=== Article ===
Monday, July 28, 2008

Meme-ories

Copying Edgy and Samantha...

How to Play
  1. As a comment on my blog, leave one memory that you and I had together. It doesn't matter if you knew me a little or a lot, anything you remember.
  2. Next, re-post these instructions on your blog and see how many people leave a memory about you. If you leave a memory about me, I'll check your blog to see if you are playing, too. If you are I'll come to your blog and leave one about you.
Don't have any memories with me? Come make some tonight at our blog party at Kiwanis Park in Provo at 5:30. Bring food--all the best memories involve food.

Saturday, July 26, 2008

A Brief Lesson on Internet Etiquette (LOL)

Good idea:

Lolling at someone else's funny.

Joe: Your mom went to college.

Jane: LOL!


Bad idea:

Lolling at your own funny.

Joe. Your mom went to college. LOL!


You may well be lolling at your own lame joke, but telling us so only makes you seem like a self-absorbed nitwit.

Friday, July 25, 2008

Happy Cataclysmas!

-A public service announcement from the Society for the Spiritual Attunement of the Friends of G.C. Benefield-

According to the Mayan calendar, the world will end on December 21, 2012 AD. At least they got the year right.

We Friends of Ben know the truth. On July 25, 0 pC (2012 AD on your Christian calendar), there will be a great Cataclysm. Our world will be reunited with Earth Alpha, and only those who are prepared, who have attuned themselves spiritually to their Earth Alpha counterparts, will survive.

For those of us who are ready, today is a day of celebration, when we look forward to the day we return to that utopian world whence we came.

Are you ready?

Contact a representative of the Friends of Ben for more information. We are here to help every soul survive the Cataclysm.

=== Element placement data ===
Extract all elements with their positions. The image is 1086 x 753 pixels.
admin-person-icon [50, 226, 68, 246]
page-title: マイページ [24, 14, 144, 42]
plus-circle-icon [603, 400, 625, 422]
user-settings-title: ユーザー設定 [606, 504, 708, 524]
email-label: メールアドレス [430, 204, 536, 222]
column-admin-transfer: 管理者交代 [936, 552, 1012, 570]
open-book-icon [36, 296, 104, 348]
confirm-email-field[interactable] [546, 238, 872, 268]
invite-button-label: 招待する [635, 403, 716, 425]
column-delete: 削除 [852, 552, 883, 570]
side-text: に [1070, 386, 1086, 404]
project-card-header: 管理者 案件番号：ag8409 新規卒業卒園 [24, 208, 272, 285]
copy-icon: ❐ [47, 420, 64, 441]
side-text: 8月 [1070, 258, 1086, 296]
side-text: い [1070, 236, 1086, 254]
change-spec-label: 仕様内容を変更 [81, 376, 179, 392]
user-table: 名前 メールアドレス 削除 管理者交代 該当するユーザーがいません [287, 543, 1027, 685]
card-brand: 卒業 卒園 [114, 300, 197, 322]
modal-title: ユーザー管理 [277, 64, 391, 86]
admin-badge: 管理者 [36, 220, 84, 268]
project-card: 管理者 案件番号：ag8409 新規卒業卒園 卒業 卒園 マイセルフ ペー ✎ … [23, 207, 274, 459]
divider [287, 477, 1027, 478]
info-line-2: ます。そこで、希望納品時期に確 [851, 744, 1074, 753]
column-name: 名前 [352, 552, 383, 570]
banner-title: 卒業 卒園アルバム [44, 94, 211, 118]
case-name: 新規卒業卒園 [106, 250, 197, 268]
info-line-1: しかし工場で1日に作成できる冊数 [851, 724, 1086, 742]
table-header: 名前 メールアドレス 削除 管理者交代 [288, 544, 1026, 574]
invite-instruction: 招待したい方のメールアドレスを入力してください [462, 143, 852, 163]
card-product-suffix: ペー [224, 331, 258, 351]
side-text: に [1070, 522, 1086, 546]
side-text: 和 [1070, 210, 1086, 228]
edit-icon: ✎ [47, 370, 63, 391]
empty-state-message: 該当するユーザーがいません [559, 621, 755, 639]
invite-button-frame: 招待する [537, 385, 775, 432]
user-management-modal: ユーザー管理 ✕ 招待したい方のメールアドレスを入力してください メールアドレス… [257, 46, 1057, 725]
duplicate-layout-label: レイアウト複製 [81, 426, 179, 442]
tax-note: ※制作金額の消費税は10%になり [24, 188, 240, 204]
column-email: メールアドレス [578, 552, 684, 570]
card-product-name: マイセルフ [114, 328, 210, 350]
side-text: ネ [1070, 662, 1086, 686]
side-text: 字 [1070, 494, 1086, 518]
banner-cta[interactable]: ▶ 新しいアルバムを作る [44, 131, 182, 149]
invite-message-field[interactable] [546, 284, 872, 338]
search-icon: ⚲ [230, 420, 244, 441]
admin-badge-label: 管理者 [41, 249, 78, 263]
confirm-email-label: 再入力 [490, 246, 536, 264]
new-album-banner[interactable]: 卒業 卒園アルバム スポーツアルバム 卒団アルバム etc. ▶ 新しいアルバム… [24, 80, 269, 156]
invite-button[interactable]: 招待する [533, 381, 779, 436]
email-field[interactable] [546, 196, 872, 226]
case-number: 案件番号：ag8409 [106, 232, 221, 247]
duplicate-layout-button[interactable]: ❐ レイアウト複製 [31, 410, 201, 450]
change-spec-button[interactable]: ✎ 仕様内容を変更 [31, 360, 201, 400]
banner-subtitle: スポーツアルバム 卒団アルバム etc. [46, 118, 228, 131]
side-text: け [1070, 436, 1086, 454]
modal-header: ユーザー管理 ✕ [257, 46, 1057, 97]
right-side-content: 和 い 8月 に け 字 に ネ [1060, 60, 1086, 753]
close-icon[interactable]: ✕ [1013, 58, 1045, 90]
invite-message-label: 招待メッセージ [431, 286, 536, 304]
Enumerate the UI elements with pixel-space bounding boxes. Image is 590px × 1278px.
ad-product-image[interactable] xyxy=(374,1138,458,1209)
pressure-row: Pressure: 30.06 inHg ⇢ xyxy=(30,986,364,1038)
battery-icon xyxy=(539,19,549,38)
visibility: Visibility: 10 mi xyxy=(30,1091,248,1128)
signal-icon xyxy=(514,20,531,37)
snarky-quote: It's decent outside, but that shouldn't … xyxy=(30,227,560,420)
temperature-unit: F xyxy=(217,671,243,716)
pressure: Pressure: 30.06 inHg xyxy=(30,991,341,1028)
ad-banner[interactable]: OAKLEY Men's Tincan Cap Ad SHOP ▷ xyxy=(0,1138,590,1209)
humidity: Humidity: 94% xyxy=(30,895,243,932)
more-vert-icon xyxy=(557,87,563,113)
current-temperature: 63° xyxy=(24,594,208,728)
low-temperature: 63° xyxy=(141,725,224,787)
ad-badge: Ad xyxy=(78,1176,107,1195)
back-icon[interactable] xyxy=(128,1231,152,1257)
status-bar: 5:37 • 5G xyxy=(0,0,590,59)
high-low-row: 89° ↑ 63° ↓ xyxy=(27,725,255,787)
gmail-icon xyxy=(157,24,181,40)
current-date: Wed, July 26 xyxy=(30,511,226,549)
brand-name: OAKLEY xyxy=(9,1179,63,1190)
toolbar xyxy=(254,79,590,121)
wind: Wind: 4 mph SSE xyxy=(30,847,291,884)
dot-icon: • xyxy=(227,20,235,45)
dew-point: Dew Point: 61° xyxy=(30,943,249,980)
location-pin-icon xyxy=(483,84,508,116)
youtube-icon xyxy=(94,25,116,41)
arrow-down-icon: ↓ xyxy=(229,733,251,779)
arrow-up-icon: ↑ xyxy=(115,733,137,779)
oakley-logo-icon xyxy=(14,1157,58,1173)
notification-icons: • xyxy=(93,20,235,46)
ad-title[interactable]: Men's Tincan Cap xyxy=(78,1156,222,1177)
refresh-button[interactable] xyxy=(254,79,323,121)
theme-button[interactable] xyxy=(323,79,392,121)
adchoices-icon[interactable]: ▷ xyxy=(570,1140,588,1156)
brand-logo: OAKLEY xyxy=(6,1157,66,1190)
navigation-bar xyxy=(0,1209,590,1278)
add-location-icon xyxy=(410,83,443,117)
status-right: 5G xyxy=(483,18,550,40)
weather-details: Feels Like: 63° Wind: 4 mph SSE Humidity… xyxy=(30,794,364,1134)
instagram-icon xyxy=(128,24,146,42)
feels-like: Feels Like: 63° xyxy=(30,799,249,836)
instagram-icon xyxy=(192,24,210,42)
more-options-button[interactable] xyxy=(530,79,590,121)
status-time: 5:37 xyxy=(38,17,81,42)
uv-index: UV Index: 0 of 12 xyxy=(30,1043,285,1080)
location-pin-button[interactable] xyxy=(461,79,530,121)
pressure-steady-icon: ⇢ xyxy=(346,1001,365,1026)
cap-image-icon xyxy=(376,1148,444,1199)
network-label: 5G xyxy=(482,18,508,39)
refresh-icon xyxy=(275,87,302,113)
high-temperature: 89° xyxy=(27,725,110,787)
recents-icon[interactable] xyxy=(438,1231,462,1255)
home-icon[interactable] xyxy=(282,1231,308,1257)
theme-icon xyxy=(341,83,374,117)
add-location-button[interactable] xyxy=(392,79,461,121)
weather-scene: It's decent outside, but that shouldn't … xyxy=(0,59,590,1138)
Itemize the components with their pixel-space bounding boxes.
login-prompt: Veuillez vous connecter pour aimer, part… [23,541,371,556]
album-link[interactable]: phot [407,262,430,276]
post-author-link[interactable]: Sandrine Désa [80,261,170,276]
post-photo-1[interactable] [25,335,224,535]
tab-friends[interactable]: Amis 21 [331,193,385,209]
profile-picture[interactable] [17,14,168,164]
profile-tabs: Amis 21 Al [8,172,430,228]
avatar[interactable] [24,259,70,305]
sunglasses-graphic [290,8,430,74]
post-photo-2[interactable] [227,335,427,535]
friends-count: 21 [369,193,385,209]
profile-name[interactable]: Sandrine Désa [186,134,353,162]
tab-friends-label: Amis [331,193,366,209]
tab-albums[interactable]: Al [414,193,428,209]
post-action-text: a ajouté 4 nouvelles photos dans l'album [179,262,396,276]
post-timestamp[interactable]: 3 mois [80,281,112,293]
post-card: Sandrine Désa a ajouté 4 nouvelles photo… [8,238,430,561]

=== Exercise task 1 ===
According to the blog posts, where and at what time is the blog party being held?
=== Exercise task 2 ===
Reproduce the stretch of the blog posts from "According to the" through "survive the Cataclysm.".
=== Exercise task 3 ===
Carry on with the blog posts, beginning after their final sentence.

=== Final answer 1 ===
At Kiwanis Park in Provo at 5:30.

=== Final answer 2 ===
According to the Mayan calendar, the world will end on December 21, 2012 AD. At least they got the year right.

We Friends of Ben know the truth. On July 25, 0 pC (2012 AD on your Christian calendar), there will be a great Cataclysm. Our world will be reunited with Earth Alpha, and only those who are prepared, who have attuned themselves spiritually to their Earth Alpha counterparts, will survive.

For those of us who are ready, today is a day of celebration, when we look forward to the day we return to that utopian world whence we came.

Are you ready?

Contact a representative of the Friends of Ben for more information. We are here to help every soul survive the Cataclysm.

=== Final answer 3 ===
Thursday, July 24, 2008

The Dark Fob
(Blog Party in the Park)

I've been slow on announcing this here, but the other day FoxyJ announced* a blog party we'll be having this coming Monday at Kiwanis Park in Provo. It'll be at 5:30pm and if you're reading this you are invited. Feel free to comment and let us know what kind of food you want to contribute to our potluck, or just surprise us if you're into that sort of thing.



*DISCLAIMER: The blog post I linked to above contains a continuity error. It has not in fact been two years since our last blog party. Last summer's party at Brozy and Bawb's house has not been retroactively removed from Fob continuity. Yet. Watch for next summer's crossover extravaganza, Crisis on Infinite Fobs.

Monday, July 21, 2008

Dear USPS,

If you're going to totally ignore the dates I enter in the date field of the change of address form, how about you just don't put those fields on the form in the first place? Then maybe we wouldn't have problems like FoxyJ's final paycheck being sent to California a month before we get there.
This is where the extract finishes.